EXERCISE GOAL
Sort through the data and copy the lines holding the word "want".

**** INPUT DATA

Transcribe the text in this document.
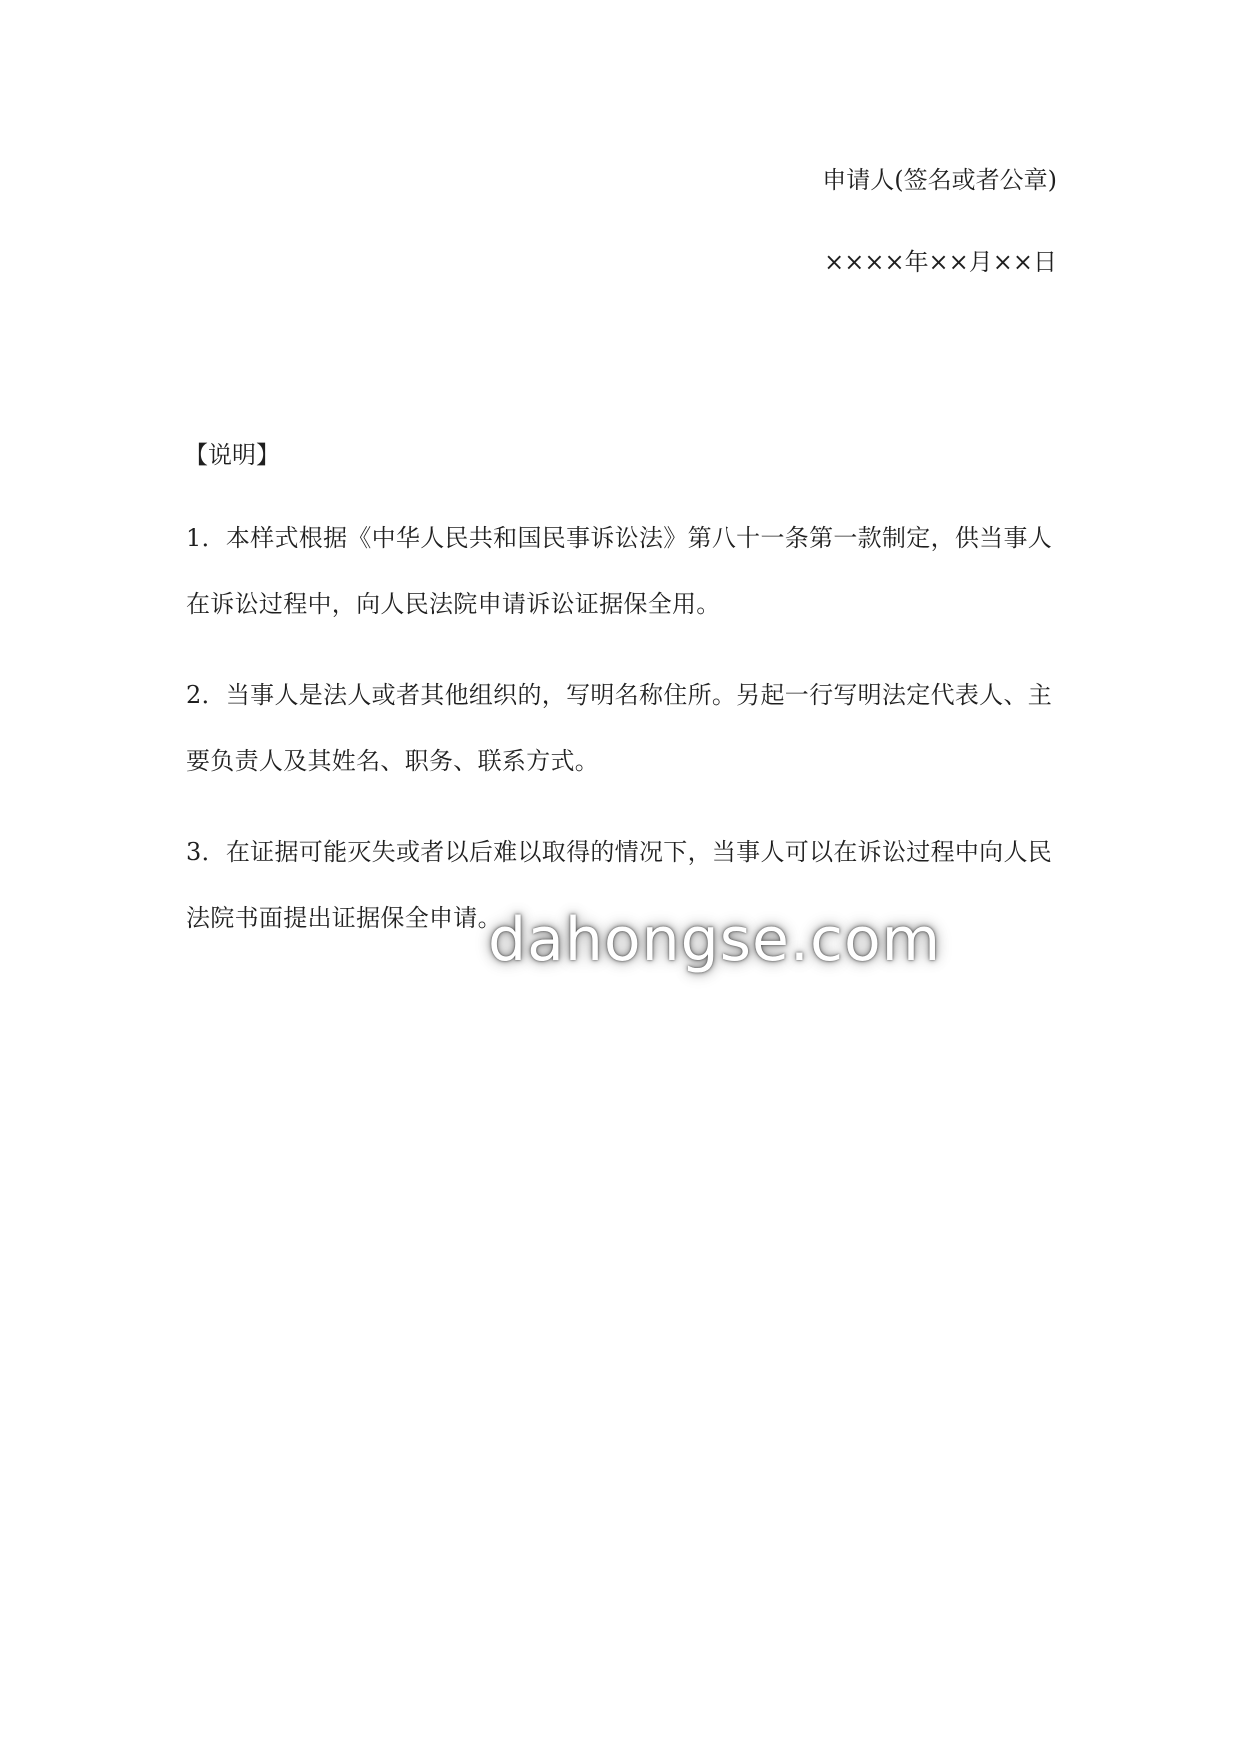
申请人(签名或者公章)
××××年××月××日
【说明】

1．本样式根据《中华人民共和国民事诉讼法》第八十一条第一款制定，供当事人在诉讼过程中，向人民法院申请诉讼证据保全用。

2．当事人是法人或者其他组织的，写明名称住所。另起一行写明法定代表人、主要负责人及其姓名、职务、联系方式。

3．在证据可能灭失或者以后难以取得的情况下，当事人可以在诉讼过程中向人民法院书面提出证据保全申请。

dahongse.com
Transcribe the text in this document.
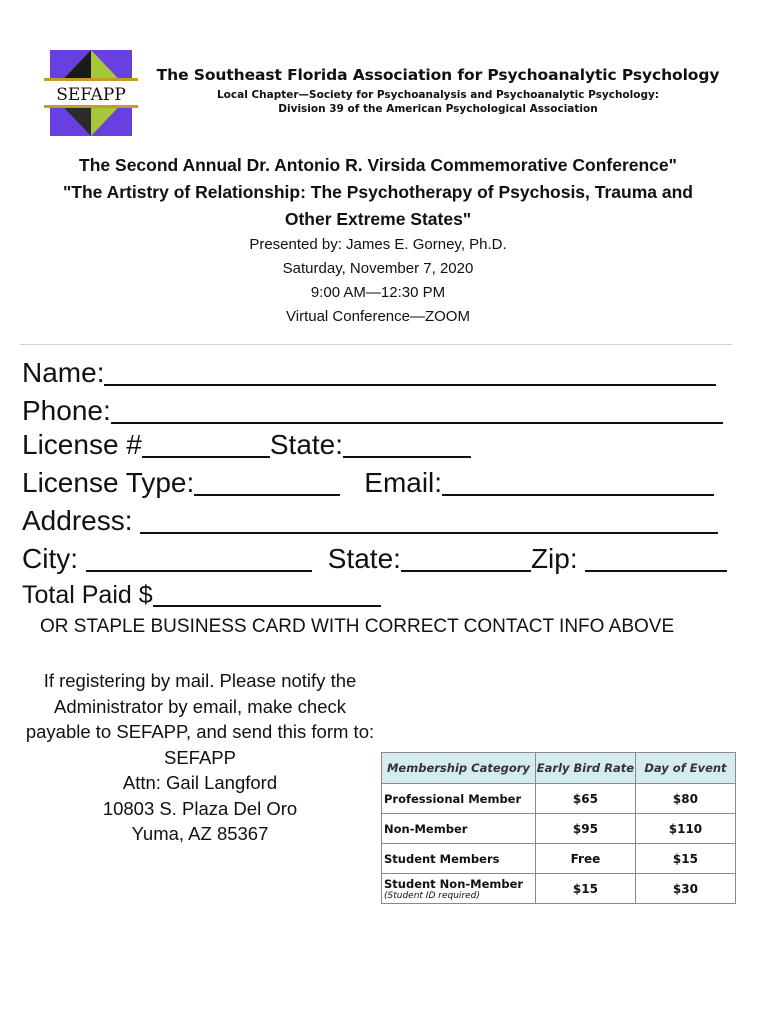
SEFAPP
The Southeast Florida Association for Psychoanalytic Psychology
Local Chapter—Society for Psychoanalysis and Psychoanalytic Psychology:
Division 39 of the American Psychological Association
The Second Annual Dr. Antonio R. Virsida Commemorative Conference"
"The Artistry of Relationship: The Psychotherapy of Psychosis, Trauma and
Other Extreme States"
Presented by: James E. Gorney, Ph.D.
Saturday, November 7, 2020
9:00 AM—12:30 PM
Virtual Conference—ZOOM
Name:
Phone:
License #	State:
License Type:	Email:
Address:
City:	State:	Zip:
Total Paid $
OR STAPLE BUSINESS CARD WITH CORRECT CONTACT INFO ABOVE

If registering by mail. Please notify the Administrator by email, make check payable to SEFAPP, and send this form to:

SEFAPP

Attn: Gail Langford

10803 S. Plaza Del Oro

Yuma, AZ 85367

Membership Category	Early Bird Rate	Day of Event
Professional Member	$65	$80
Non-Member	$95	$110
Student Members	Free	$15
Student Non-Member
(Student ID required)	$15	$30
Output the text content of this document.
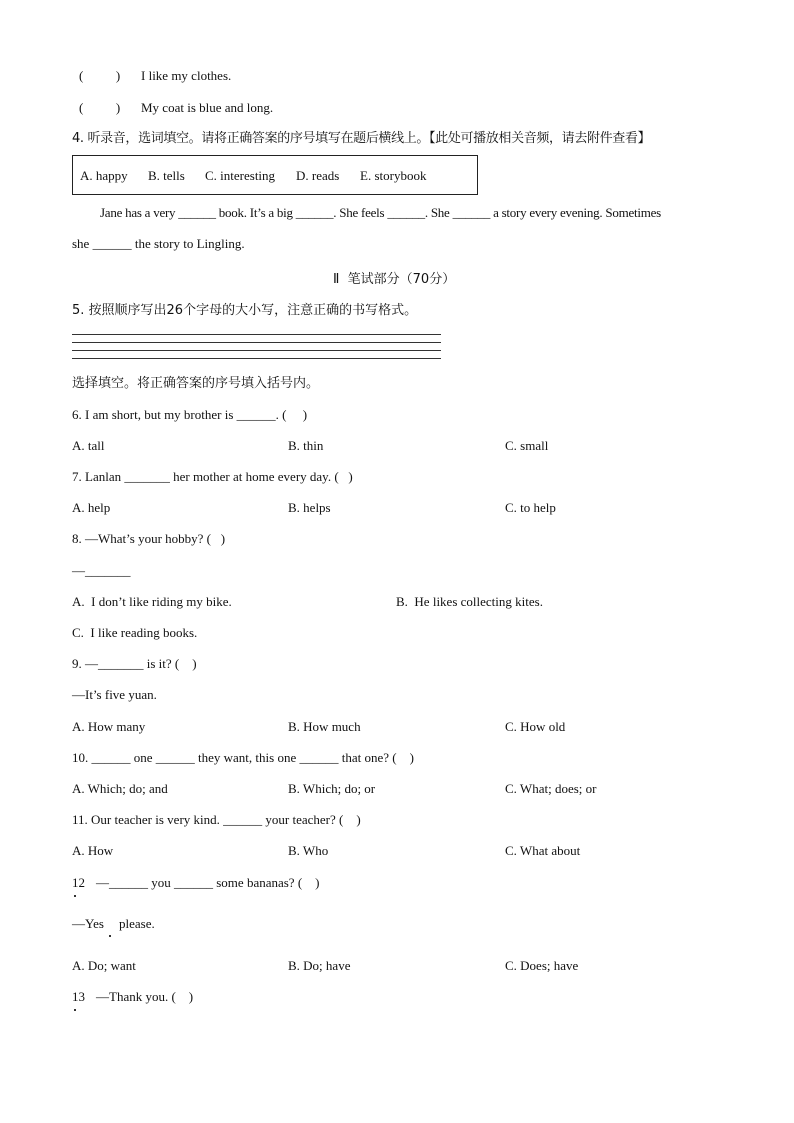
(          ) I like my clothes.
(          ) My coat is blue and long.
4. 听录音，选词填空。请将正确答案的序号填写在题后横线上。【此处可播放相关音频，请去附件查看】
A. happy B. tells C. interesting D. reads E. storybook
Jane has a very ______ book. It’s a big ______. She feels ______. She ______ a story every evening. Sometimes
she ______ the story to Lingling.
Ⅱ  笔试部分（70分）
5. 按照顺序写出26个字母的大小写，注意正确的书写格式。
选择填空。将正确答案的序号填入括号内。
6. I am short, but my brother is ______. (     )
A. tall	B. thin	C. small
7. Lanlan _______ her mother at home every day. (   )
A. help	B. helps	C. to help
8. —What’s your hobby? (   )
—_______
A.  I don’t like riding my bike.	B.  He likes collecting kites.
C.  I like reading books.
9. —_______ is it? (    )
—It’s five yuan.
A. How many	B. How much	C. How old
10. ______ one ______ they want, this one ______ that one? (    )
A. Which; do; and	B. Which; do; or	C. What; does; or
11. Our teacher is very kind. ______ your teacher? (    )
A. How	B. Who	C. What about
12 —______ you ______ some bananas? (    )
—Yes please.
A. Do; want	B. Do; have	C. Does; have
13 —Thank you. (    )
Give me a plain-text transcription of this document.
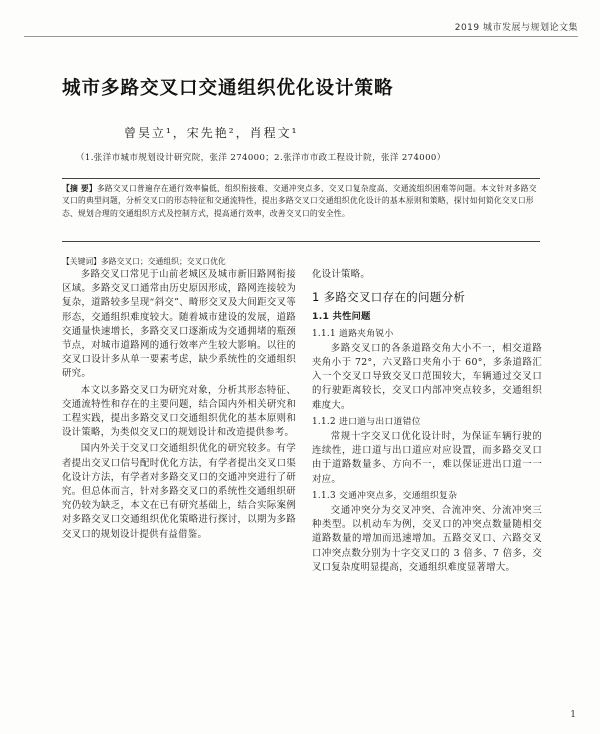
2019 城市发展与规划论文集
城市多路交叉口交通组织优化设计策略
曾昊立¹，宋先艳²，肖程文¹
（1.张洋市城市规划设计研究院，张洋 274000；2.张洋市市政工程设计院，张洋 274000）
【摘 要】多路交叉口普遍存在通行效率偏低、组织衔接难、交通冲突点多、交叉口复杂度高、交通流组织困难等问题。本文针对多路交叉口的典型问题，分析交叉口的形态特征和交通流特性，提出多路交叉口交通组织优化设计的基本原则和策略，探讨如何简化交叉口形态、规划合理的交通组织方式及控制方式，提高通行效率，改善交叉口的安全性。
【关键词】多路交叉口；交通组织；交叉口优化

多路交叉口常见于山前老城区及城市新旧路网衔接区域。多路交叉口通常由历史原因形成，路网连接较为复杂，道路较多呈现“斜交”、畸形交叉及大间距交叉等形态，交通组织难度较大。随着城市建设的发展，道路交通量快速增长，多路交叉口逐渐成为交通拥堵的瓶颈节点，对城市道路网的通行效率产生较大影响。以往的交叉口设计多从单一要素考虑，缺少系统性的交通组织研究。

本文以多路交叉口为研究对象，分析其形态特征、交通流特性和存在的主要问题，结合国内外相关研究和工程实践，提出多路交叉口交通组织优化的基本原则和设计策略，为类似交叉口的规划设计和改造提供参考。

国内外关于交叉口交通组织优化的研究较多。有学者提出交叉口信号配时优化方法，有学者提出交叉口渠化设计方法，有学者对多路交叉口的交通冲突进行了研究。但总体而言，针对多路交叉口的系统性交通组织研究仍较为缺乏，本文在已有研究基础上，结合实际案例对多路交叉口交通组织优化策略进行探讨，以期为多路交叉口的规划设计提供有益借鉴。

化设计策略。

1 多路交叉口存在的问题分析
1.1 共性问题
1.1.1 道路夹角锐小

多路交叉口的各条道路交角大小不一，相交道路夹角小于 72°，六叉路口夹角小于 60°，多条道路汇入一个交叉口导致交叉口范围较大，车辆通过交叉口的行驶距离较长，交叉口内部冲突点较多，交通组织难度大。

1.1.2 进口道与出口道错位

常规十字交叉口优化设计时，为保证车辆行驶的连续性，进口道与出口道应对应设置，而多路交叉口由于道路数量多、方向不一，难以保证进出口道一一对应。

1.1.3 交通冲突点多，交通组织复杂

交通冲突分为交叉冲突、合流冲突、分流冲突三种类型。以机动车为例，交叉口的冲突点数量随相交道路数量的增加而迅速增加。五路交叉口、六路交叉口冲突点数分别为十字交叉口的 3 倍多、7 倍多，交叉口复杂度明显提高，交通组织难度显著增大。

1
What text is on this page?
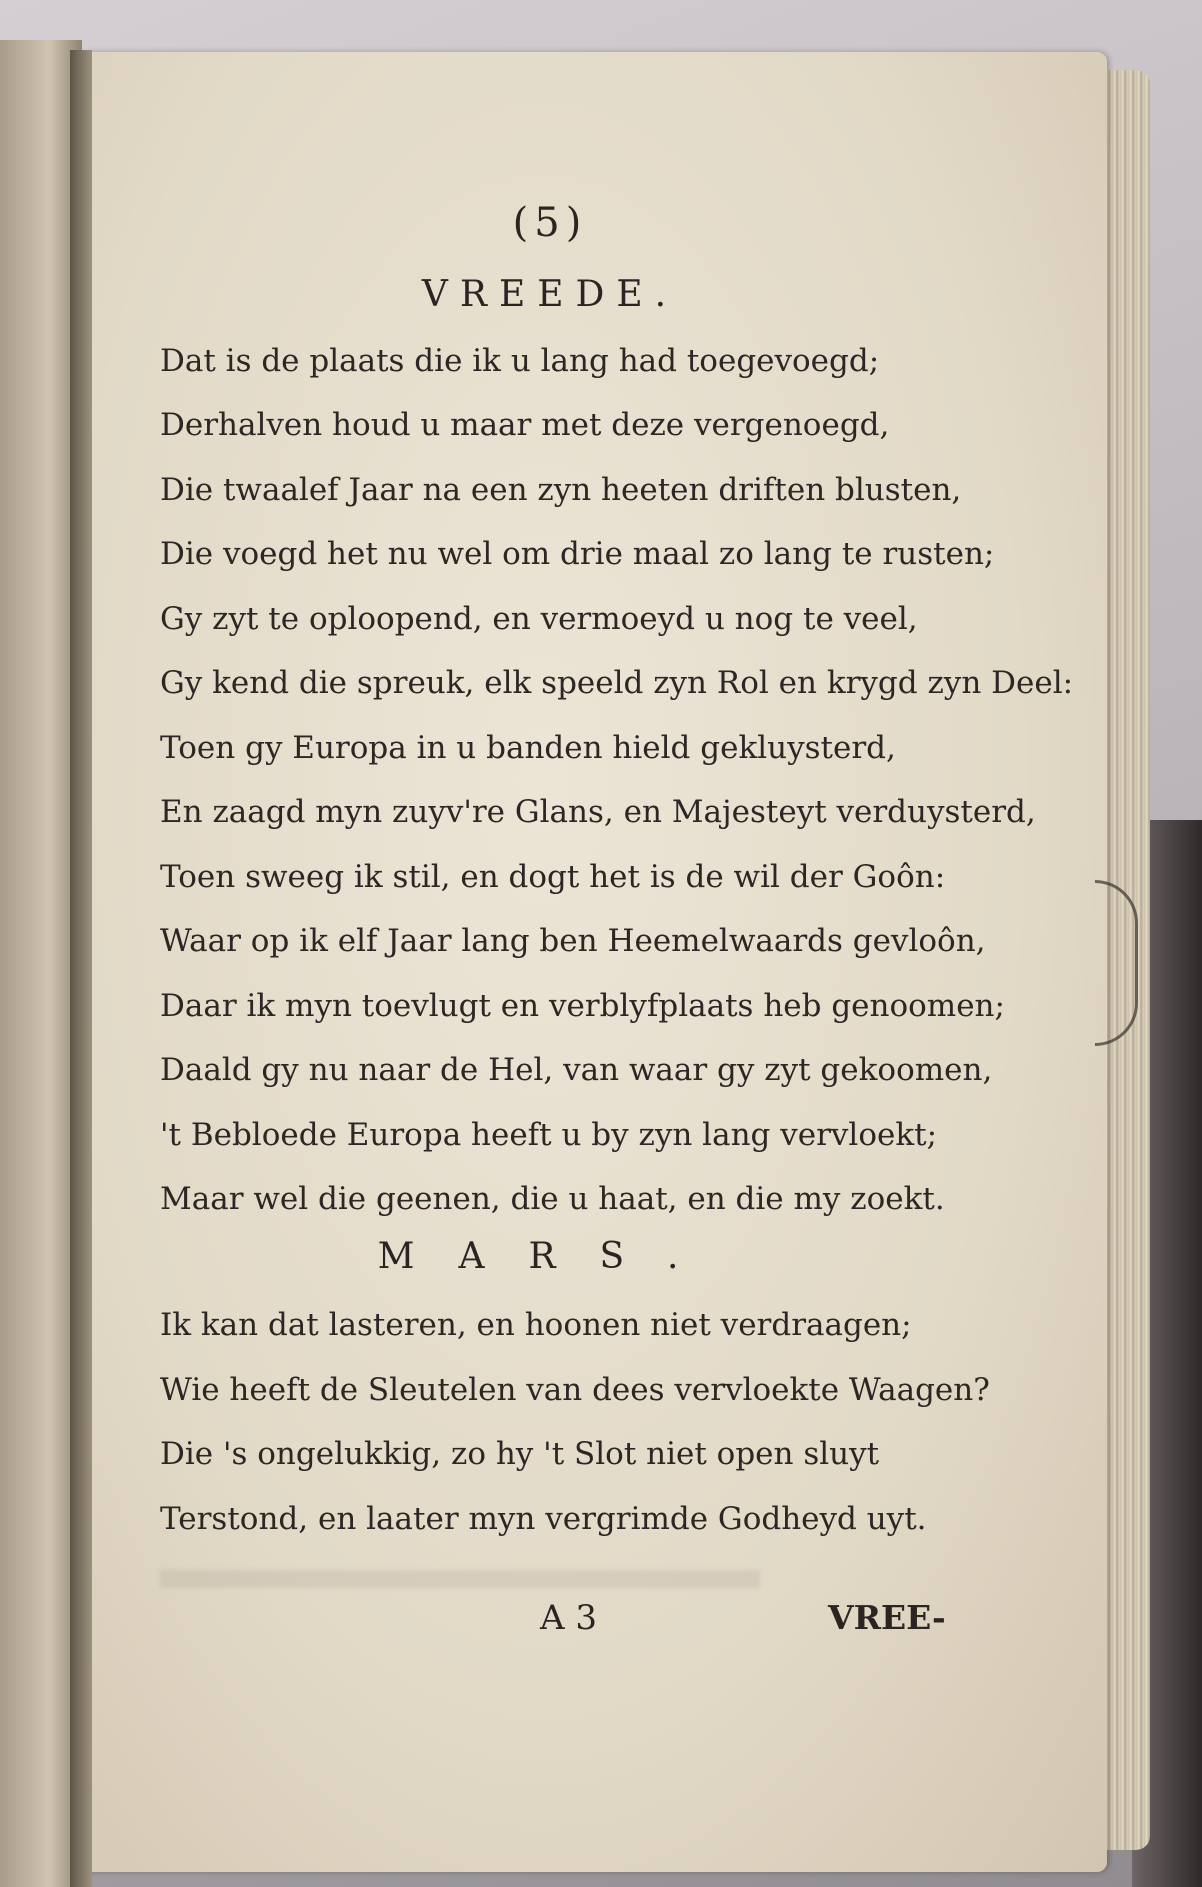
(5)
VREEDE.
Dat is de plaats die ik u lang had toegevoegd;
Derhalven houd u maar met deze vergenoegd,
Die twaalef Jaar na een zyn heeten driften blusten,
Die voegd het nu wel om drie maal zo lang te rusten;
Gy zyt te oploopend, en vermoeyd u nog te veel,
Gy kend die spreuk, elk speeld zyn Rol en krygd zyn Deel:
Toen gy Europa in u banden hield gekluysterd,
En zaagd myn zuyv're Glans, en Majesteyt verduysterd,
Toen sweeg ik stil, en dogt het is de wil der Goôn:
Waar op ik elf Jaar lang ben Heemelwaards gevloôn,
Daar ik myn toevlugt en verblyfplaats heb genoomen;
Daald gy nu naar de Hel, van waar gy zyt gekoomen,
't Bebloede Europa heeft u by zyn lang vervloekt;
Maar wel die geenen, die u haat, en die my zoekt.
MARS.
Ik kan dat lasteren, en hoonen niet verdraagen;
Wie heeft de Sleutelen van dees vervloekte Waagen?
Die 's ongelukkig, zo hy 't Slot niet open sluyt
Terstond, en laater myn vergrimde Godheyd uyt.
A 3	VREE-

********

FINAL RESULT
10. ______ one ______ they want, this one ______ that one? (    )
A. Do; want	B. Do; have	C. Does; have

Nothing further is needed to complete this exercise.